● WORK INSTRUCTIONS:
Output every entry exactly as written.

● STORED ROWS:
++++

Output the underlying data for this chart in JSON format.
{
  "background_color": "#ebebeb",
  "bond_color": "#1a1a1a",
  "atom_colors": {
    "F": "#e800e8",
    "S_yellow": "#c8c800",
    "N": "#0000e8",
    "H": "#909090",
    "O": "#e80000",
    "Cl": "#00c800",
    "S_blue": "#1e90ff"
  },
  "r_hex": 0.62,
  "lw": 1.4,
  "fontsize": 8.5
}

++++

● FULL ANSWER:
Output the underlying data for this chart in JSON format.
{
  "background_color": "#ebebeb",
  "bond_color": "#1a1a1a",
  "atom_colors": {
    "F": "#e800e8",
    "S_yellow": "#c8c800",
    "N": "#0000e8",
    "H": "#909090",
    "O": "#e80000",
    "Cl": "#00c800",
    "S_blue": "#1e90ff"
  },
  "r_hex": 0.62,
  "lw": 1.4,
  "fontsize": 8.5
}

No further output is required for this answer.